─── Text to read
Gregory SCHWAB, Appellant, v. Theodore GADSDEN, et al., Defendants, Charles Massey, et al., Respondents.

Decided: August 20, 2001

SONDRA MILLER, J.P., HOWARD MILLER, ROBERT W. SCHMIDT and BARRY A. COZIER, JJ. Sherry & O'Neill, New York, N.Y. (John A. Hyland and Robert O'Neill of counsel), for appellant. Smetana & Schwartz, Melville, N.Y. (Arthur Simuro of counsel), for respondents Charles Massey, Miller Tabak Hirsch & Co., MTH Holdings, Inc., MTH Co., Jeffrey David Miller, Jeffrey Steven Tabak, and Gary Dean Hirsch. Curtis Vasile Devine & McElhenny, Merrick, N.Y. (Robert M. Smith and Hugh Larkin of counsel), for respondents Mitch Winkeleer and Kay Winkeleer.

In an action to recover damages for personal injuries, the plaintiff appeals from an order of the Supreme Court, Nassau County (McCaffrey, J.), dated March 30, 2000, which granted the motion of the defendants Charles Massey, Miller Tabak Hirsch & Co., MTH Holdings, Inc., MTH Co., Jeffrey David Miller, Jeffrey Steven Tabak, and Gary Dean Hirsch for summary judgment dismissing the complaint insofar as asserted against them, and the separate motion of the defendants Mitch Winkeleer and Kay Winkeleer for summary judgment dismissing the complaint insofar as asserted against them.
──────
─── Data segment
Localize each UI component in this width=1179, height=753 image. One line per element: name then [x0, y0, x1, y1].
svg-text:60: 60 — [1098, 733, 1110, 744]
──────
What you need to do: Reproduce word for word the part of the court decision above starting with "SONDRA MILLER, J.P., HOWARD" and going on through "and Kay Winkeleer.".

Result:
SONDRA MILLER, J.P., HOWARD MILLER, ROBERT W. SCHMIDT and BARRY A. COZIER, JJ. Sherry & O'Neill, New York, N.Y. (John A. Hyland and Robert O'Neill of counsel), for appellant. Smetana & Schwartz, Melville, N.Y. (Arthur Simuro of counsel), for respondents Charles Massey, Miller Tabak Hirsch & Co., MTH Holdings, Inc., MTH Co., Jeffrey David Miller, Jeffrey Steven Tabak, and Gary Dean Hirsch. Curtis Vasile Devine & McElhenny, Merrick, N.Y. (Robert M. Smith and Hugh Larkin of counsel), for respondents Mitch Winkeleer and Kay Winkeleer.